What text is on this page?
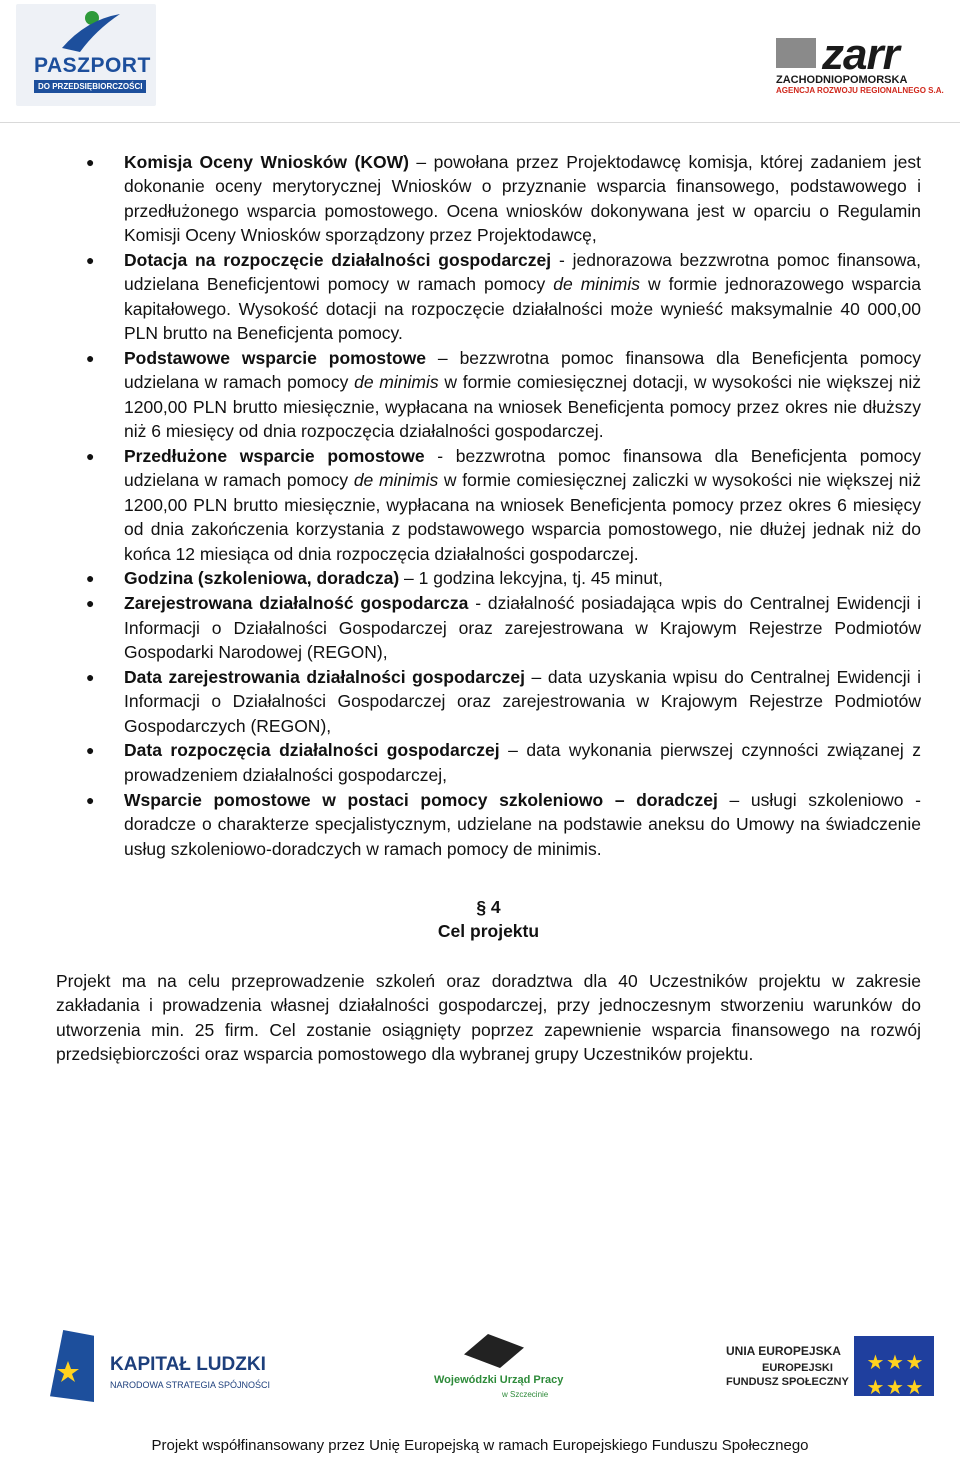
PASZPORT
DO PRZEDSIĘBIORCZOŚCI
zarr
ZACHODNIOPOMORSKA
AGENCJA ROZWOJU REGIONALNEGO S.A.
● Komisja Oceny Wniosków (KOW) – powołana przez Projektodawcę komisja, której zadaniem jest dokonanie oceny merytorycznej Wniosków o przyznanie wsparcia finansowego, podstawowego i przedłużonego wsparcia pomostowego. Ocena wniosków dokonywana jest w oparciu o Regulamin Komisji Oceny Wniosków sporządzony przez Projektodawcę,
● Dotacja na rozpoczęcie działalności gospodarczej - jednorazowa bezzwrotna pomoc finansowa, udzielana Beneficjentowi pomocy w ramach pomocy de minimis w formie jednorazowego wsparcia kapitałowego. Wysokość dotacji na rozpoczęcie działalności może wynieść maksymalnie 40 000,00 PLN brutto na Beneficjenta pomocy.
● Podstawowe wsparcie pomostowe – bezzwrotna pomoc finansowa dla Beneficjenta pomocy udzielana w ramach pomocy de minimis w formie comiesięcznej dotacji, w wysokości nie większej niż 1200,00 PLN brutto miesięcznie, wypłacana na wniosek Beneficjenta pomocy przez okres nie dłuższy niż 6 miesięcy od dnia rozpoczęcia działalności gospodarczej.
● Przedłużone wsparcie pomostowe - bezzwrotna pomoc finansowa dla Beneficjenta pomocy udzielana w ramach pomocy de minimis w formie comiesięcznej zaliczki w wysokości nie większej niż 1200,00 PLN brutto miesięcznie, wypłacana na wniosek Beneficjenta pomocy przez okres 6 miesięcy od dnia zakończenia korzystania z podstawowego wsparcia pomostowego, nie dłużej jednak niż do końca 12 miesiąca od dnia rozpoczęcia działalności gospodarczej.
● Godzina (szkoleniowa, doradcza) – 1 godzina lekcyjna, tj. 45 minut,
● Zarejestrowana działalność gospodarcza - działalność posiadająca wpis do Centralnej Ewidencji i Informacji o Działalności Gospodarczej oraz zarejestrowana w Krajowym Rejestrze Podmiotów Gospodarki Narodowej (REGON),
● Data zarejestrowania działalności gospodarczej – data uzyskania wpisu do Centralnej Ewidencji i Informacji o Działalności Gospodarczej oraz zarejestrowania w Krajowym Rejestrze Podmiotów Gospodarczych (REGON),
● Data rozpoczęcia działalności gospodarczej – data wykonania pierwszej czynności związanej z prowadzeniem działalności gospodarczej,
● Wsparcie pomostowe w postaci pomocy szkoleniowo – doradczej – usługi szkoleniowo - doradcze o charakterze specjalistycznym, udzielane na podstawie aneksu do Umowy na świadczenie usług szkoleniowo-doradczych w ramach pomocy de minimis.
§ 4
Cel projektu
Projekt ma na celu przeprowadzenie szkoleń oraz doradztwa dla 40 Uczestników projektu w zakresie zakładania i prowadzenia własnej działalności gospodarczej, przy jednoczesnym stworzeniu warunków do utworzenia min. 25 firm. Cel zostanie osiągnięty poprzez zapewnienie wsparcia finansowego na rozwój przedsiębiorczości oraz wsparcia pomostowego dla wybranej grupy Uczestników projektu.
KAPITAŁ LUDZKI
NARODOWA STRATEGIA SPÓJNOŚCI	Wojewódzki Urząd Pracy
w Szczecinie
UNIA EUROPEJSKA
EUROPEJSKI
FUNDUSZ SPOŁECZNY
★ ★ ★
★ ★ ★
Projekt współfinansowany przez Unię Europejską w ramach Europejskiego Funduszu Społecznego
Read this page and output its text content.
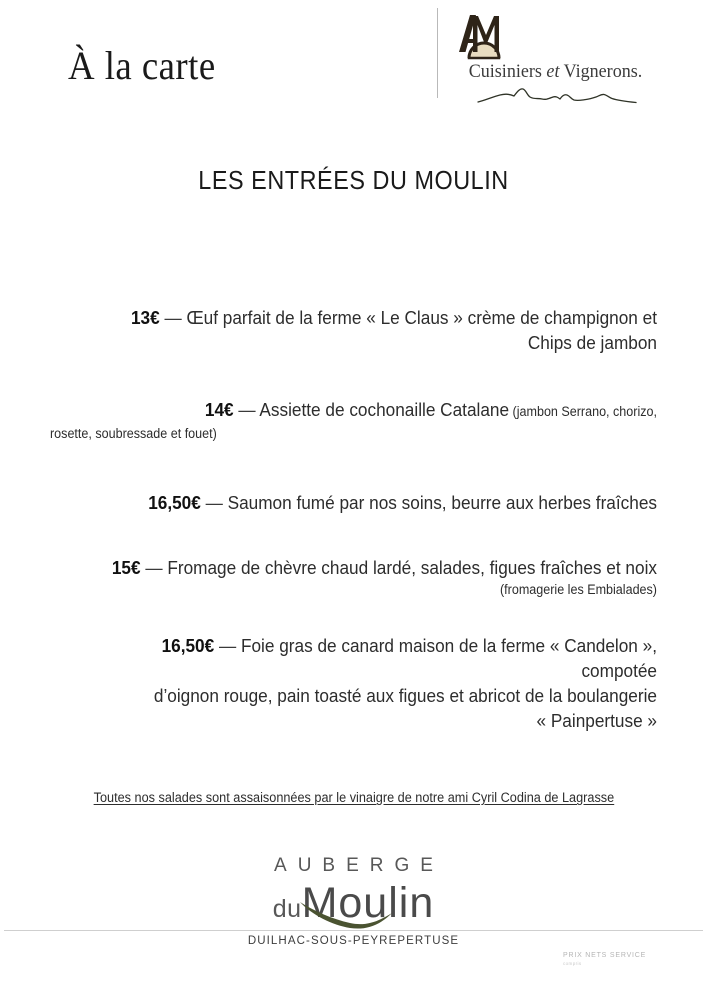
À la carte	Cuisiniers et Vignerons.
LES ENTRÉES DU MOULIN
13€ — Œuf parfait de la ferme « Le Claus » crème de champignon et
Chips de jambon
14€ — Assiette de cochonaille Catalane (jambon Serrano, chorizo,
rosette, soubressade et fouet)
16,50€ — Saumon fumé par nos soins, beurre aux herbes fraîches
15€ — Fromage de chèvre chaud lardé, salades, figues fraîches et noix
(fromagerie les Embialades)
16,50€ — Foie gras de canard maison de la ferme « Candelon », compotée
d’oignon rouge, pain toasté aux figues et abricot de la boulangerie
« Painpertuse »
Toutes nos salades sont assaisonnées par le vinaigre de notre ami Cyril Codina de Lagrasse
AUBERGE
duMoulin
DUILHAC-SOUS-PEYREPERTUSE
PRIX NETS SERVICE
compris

## Goal:
Repeat the records in full, exactly as they appear, without the pictures.

## Task answer:
What text is on this page?
PASZPORT
DO PRZEDSIĘBIORCZOŚCI
zarr
ZACHODNIOPOMORSKA
AGENCJA ROZWOJU REGIONALNEGO S.A.
● Komisja Oceny Wniosków (KOW) – powołana przez Projektodawcę komisja, której zadaniem jest dokonanie oceny merytorycznej Wniosków o przyznanie wsparcia finansowego, podstawowego i przedłużonego wsparcia pomostowego. Ocena wniosków dokonywana jest w oparciu o Regulamin Komisji Oceny Wniosków sporządzony przez Projektodawcę,
● Dotacja na rozpoczęcie działalności gospodarczej - jednorazowa bezzwrotna pomoc finansowa, udzielana Beneficjentowi pomocy w ramach pomocy de minimis w formie jednorazowego wsparcia kapitałowego. Wysokość dotacji na rozpoczęcie działalności może wynieść maksymalnie 40 000,00 PLN brutto na Beneficjenta pomocy.
● Podstawowe wsparcie pomostowe – bezzwrotna pomoc finansowa dla Beneficjenta pomocy udzielana w ramach pomocy de minimis w formie comiesięcznej dotacji, w wysokości nie większej niż 1200,00 PLN brutto miesięcznie, wypłacana na wniosek Beneficjenta pomocy przez okres nie dłuższy niż 6 miesięcy od dnia rozpoczęcia działalności gospodarczej.
● Przedłużone wsparcie pomostowe - bezzwrotna pomoc finansowa dla Beneficjenta pomocy udzielana w ramach pomocy de minimis w formie comiesięcznej zaliczki w wysokości nie większej niż 1200,00 PLN brutto miesięcznie, wypłacana na wniosek Beneficjenta pomocy przez okres 6 miesięcy od dnia zakończenia korzystania z podstawowego wsparcia pomostowego, nie dłużej jednak niż do końca 12 miesiąca od dnia rozpoczęcia działalności gospodarczej.
● Godzina (szkoleniowa, doradcza) – 1 godzina lekcyjna, tj. 45 minut,
● Zarejestrowana działalność gospodarcza - działalność posiadająca wpis do Centralnej Ewidencji i Informacji o Działalności Gospodarczej oraz zarejestrowana w Krajowym Rejestrze Podmiotów Gospodarki Narodowej (REGON),
● Data zarejestrowania działalności gospodarczej – data uzyskania wpisu do Centralnej Ewidencji i Informacji o Działalności Gospodarczej oraz zarejestrowania w Krajowym Rejestrze Podmiotów Gospodarczych (REGON),
● Data rozpoczęcia działalności gospodarczej – data wykonania pierwszej czynności związanej z prowadzeniem działalności gospodarczej,
● Wsparcie pomostowe w postaci pomocy szkoleniowo – doradczej – usługi szkoleniowo - doradcze o charakterze specjalistycznym, udzielane na podstawie aneksu do Umowy na świadczenie usług szkoleniowo-doradczych w ramach pomocy de minimis.
§ 4
Cel projektu
Projekt ma na celu przeprowadzenie szkoleń oraz doradztwa dla 40 Uczestników projektu w zakresie zakładania i prowadzenia własnej działalności gospodarczej, przy jednoczesnym stworzeniu warunków do utworzenia min. 25 firm. Cel zostanie osiągnięty poprzez zapewnienie wsparcia finansowego na rozwój przedsiębiorczości oraz wsparcia pomostowego dla wybranej grupy Uczestników projektu.
KAPITAŁ LUDZKI
NARODOWA STRATEGIA SPÓJNOŚCI	Wojewódzki Urząd Pracy
w Szczecinie
UNIA EUROPEJSKA
EUROPEJSKI
FUNDUSZ SPOŁECZNY
★ ★ ★
★ ★ ★
Projekt współfinansowany przez Unię Europejską w ramach Europejskiego Funduszu Społecznego
Read this page and output its text content.
À la carte	Cuisiniers et Vignerons.
LES ENTRÉES DU MOULIN
13€ — Œuf parfait de la ferme « Le Claus » crème de champignon et
Chips de jambon
14€ — Assiette de cochonaille Catalane (jambon Serrano, chorizo,
rosette, soubressade et fouet)
16,50€ — Saumon fumé par nos soins, beurre aux herbes fraîches
15€ — Fromage de chèvre chaud lardé, salades, figues fraîches et noix
(fromagerie les Embialades)
16,50€ — Foie gras de canard maison de la ferme « Candelon », compotée
d’oignon rouge, pain toasté aux figues et abricot de la boulangerie
« Painpertuse »
Toutes nos salades sont assaisonnées par le vinaigre de notre ami Cyril Codina de Lagrasse
AUBERGE
duMoulin
DUILHAC-SOUS-PEYREPERTUSE
PRIX NETS SERVICE
compris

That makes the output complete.